PROMPT
Copy, from the entries below, each line where the word "Globale" can be found.
··· MATERIAL SHOWN ···
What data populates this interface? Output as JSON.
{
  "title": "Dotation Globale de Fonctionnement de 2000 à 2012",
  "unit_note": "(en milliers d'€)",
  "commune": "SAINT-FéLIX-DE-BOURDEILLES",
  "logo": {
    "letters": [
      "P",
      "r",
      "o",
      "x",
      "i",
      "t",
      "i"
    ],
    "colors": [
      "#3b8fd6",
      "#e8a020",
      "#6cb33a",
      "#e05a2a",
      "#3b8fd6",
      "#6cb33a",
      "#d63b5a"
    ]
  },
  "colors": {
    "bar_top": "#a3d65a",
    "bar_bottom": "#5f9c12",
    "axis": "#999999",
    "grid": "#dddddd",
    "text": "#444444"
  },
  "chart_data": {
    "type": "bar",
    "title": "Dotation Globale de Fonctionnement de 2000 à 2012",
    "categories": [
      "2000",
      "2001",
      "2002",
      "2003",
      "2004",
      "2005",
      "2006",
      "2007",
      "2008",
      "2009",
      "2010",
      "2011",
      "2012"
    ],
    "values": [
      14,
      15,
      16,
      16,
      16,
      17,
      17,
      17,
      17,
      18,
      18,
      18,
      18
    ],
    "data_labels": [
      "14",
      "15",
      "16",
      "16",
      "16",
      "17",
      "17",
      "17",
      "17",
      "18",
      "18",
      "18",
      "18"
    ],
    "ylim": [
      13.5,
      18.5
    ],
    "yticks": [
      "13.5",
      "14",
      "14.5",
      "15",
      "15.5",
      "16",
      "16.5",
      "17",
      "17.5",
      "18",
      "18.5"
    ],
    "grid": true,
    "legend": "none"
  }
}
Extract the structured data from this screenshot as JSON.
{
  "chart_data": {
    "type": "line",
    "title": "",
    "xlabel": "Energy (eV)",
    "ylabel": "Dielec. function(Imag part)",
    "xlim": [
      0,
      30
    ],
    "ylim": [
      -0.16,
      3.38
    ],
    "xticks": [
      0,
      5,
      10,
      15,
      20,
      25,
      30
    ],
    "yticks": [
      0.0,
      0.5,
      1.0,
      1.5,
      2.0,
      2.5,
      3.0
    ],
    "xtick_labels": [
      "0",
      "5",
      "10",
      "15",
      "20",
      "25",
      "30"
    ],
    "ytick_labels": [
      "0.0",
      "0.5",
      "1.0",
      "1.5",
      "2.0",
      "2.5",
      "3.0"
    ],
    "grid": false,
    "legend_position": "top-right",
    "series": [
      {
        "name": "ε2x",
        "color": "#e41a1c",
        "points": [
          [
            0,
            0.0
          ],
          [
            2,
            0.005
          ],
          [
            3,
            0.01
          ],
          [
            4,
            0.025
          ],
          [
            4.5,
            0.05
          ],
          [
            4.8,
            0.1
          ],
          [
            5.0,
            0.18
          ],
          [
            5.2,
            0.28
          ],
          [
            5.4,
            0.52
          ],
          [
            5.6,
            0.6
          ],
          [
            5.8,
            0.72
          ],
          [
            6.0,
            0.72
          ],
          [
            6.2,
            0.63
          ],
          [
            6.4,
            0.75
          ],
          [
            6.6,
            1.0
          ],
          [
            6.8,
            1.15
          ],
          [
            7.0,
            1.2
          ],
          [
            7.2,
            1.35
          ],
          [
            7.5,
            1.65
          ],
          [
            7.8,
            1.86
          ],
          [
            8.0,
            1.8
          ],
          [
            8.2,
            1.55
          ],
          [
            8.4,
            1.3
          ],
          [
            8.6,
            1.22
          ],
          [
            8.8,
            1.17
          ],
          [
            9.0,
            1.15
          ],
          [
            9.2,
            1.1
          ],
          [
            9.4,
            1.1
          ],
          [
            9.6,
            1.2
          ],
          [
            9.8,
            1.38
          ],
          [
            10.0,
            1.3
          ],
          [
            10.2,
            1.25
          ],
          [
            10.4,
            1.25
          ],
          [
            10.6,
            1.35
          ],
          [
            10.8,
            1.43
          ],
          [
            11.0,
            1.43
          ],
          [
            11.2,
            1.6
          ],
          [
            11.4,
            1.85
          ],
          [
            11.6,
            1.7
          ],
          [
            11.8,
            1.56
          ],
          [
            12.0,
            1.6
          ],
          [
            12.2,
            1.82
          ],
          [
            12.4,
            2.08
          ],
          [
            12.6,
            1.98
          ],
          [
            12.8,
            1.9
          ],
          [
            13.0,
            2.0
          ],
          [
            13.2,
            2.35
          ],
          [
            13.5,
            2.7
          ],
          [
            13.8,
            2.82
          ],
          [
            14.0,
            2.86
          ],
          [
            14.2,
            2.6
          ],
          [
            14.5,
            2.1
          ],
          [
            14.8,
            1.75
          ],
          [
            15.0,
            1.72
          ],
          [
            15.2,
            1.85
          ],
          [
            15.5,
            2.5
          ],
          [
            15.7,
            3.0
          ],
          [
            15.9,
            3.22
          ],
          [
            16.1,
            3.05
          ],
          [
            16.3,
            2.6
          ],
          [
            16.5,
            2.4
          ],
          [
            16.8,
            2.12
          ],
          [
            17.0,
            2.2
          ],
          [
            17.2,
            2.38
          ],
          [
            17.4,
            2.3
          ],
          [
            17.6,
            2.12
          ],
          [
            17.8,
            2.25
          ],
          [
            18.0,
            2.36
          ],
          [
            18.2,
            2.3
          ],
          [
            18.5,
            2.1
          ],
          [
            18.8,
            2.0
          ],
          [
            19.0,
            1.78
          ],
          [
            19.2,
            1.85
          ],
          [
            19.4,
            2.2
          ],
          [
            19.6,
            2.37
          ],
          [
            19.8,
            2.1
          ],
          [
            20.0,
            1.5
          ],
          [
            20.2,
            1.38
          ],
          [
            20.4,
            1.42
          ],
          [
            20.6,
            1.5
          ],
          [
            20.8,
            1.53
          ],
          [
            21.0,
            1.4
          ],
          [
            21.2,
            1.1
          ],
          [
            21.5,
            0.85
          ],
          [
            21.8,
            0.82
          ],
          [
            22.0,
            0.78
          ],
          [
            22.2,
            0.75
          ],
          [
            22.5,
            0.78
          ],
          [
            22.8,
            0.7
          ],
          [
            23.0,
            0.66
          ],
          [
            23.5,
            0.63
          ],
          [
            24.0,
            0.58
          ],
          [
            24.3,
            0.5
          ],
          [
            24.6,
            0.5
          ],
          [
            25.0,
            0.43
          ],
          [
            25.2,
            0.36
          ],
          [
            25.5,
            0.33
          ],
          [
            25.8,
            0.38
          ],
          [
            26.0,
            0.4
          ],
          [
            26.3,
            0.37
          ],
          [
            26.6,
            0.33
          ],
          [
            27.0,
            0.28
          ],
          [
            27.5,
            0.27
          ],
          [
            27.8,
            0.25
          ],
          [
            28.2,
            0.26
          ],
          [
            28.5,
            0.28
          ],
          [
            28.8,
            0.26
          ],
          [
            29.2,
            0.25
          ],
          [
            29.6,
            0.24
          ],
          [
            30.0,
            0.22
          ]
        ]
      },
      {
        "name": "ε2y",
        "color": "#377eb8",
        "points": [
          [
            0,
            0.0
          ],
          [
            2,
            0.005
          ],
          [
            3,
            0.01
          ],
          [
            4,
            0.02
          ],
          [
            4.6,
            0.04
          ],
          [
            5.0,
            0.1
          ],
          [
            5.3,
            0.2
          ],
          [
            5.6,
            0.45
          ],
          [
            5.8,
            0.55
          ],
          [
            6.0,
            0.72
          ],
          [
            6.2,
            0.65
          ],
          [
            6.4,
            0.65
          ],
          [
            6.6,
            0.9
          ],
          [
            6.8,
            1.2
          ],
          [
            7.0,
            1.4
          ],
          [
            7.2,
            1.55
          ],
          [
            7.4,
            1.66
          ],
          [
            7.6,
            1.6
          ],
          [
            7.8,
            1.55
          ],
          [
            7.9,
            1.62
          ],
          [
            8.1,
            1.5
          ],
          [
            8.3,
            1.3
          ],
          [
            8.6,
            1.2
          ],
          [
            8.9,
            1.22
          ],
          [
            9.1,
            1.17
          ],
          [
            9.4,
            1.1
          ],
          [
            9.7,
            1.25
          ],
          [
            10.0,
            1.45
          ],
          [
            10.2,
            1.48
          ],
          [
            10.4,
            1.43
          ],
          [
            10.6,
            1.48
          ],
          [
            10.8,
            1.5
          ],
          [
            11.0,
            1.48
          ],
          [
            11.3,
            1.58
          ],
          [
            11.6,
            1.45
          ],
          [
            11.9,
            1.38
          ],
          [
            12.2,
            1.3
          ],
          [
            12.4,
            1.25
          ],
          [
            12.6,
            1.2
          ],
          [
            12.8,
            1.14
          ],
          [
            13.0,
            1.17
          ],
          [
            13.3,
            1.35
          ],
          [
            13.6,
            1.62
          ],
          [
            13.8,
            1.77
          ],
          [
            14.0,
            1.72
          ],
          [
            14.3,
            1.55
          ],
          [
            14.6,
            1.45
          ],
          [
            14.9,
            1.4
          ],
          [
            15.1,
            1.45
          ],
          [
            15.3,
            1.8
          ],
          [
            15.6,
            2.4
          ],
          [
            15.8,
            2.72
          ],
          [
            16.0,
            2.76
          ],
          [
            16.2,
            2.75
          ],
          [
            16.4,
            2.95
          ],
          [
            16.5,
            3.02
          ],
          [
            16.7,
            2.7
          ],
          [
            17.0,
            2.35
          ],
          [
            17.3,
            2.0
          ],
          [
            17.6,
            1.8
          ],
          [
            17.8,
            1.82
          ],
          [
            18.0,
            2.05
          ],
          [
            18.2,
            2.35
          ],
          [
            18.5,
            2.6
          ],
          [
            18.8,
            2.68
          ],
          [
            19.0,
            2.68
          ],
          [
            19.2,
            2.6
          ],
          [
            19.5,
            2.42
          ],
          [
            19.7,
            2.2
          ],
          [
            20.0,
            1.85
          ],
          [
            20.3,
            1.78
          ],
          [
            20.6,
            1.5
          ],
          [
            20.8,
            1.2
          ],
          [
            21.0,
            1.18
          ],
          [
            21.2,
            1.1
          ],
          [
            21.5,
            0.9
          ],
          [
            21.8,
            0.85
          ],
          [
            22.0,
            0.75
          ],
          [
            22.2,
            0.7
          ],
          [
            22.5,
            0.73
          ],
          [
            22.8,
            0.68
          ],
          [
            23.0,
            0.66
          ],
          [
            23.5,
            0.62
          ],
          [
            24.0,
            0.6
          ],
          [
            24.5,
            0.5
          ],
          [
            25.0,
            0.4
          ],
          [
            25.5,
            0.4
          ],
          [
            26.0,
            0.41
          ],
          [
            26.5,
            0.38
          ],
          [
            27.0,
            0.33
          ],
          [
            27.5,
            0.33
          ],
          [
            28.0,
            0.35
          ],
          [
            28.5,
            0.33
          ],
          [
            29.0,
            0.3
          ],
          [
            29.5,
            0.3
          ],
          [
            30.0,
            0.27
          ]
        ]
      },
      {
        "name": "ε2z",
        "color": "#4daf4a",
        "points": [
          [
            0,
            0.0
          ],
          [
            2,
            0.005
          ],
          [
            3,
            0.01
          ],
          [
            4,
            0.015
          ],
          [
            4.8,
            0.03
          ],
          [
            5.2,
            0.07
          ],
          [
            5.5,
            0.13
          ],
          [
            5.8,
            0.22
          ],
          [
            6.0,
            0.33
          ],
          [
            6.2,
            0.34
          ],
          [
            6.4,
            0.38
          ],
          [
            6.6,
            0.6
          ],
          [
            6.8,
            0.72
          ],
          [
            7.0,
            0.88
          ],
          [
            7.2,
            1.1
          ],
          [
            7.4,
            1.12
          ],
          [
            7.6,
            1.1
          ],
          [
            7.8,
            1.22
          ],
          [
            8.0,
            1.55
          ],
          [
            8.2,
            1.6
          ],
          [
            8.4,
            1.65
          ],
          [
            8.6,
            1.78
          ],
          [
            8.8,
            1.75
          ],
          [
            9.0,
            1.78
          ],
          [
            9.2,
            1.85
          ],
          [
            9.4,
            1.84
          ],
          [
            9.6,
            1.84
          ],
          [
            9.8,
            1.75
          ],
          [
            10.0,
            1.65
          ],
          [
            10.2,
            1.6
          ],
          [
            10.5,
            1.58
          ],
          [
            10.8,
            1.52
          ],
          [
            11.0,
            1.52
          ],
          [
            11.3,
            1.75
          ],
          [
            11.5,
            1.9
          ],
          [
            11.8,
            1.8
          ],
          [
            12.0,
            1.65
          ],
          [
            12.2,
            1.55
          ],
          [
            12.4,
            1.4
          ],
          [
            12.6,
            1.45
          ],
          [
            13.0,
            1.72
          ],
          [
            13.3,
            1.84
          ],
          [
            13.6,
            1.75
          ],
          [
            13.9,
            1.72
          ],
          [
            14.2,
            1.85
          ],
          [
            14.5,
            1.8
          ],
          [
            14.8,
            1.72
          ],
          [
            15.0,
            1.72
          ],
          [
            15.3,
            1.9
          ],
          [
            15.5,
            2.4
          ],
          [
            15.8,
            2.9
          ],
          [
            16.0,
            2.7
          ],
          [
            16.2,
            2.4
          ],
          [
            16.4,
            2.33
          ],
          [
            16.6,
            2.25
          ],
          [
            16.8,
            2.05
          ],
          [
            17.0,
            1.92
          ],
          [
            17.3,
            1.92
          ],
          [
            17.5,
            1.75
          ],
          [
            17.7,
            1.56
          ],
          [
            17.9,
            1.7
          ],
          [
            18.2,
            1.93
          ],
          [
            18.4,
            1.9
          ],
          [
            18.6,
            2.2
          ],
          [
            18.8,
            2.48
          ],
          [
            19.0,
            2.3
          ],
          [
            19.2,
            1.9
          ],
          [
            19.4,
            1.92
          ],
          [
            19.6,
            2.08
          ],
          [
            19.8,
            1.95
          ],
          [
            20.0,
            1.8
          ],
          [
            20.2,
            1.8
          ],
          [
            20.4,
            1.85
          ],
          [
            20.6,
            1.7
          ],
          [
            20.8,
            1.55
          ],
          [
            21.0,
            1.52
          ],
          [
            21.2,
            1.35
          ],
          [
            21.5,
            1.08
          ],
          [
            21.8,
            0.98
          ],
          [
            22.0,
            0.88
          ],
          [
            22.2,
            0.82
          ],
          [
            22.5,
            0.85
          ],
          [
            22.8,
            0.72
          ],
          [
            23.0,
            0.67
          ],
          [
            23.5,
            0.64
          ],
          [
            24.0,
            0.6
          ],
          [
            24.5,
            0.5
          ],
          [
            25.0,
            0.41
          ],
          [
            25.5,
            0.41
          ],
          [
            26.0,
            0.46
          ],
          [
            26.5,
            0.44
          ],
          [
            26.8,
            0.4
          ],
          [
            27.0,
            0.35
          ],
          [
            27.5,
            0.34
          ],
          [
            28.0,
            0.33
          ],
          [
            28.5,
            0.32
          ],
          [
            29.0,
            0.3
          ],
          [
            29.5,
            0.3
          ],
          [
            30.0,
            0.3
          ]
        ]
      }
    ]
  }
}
···
ANSWER TO THE EXERCISE
  "title": "Dotation Globale de Fonctionnement de 2000 à 2012",
    "title": "Dotation Globale de Fonctionnement de 2000 à 2012",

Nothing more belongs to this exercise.